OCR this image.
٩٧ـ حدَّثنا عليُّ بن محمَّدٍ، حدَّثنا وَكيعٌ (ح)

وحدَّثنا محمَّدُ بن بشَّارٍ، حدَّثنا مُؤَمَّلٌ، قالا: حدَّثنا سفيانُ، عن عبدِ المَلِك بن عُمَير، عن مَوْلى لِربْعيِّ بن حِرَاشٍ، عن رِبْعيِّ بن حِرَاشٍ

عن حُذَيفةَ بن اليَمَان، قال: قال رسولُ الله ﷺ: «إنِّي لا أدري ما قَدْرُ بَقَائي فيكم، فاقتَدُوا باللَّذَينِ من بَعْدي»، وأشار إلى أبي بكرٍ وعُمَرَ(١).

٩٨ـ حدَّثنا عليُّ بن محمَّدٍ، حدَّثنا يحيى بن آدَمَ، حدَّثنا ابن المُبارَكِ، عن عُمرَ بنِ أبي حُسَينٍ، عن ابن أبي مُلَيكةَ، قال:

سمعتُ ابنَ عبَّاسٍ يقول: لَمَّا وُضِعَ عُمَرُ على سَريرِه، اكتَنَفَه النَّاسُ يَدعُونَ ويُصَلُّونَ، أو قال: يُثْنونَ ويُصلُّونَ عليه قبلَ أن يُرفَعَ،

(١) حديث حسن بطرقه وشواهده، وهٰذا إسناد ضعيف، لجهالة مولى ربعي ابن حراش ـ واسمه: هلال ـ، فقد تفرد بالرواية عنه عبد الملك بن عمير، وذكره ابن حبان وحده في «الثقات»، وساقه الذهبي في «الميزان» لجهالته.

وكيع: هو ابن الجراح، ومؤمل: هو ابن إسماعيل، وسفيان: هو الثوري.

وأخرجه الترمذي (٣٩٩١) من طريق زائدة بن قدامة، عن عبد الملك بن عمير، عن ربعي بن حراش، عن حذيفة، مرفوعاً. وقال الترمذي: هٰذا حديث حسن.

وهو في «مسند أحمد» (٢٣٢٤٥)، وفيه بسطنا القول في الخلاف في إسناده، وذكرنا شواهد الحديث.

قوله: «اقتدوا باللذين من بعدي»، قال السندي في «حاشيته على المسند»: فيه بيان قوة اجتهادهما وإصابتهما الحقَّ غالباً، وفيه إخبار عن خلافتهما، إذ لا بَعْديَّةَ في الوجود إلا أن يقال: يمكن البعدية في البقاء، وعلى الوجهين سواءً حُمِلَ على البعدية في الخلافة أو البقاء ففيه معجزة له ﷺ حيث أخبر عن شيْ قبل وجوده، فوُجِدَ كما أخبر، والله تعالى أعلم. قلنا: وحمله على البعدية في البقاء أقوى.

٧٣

= = = =

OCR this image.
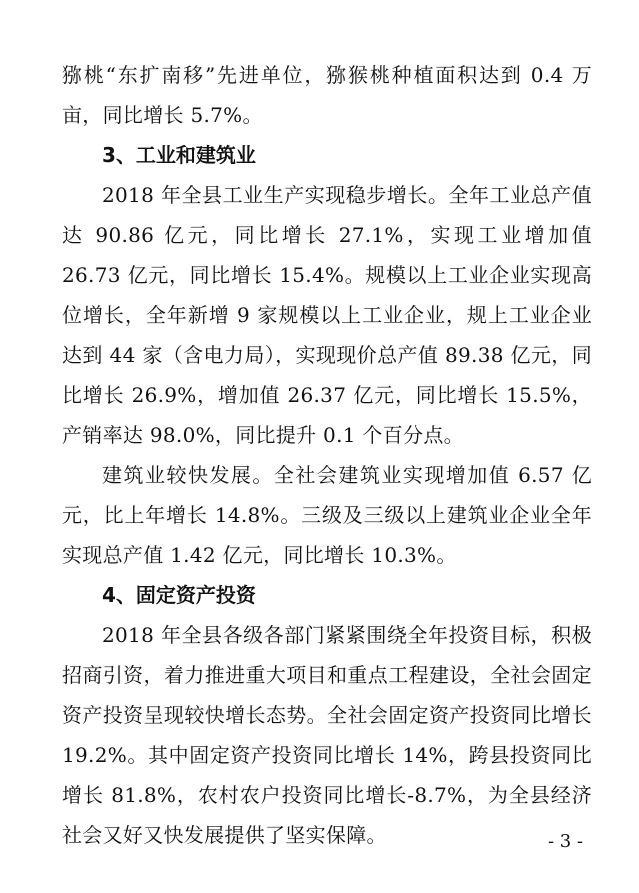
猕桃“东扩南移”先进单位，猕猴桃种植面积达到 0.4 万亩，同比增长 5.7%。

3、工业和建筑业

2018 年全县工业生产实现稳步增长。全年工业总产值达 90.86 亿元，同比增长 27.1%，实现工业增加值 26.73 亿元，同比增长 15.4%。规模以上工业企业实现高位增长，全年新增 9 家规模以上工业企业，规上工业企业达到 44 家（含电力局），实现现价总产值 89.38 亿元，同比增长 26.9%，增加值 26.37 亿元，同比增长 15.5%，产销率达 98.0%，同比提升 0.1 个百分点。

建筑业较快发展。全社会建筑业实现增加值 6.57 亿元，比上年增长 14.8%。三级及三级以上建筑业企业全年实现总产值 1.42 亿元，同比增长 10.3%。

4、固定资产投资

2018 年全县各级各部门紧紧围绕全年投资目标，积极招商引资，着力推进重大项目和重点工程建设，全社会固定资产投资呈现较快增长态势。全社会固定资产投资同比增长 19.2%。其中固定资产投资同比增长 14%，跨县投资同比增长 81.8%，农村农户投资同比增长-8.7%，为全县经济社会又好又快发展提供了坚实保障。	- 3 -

= = = =

• **Your task**:
Pull out every line of the records above that contains the word "حراش".

• **Completed exercise**:
(١) حديث حسن بطرقه وشواهده، وهٰذا إسناد ضعيف، لجهالة مولى ربعي ابن حراش ـ واسمه: هلال ـ، فقد تفرد بالرواية عنه عبد الملك بن عمير، وذكره ابن حبان وحده في «الثقات»، وساقه الذهبي في «الميزان» لجهالته.
وأخرجه الترمذي (٣٩٩١) من طريق زائدة بن قدامة، عن عبد الملك بن عمير، عن ربعي بن حراش، عن حذيفة، مرفوعاً. وقال الترمذي: هٰذا حديث حسن.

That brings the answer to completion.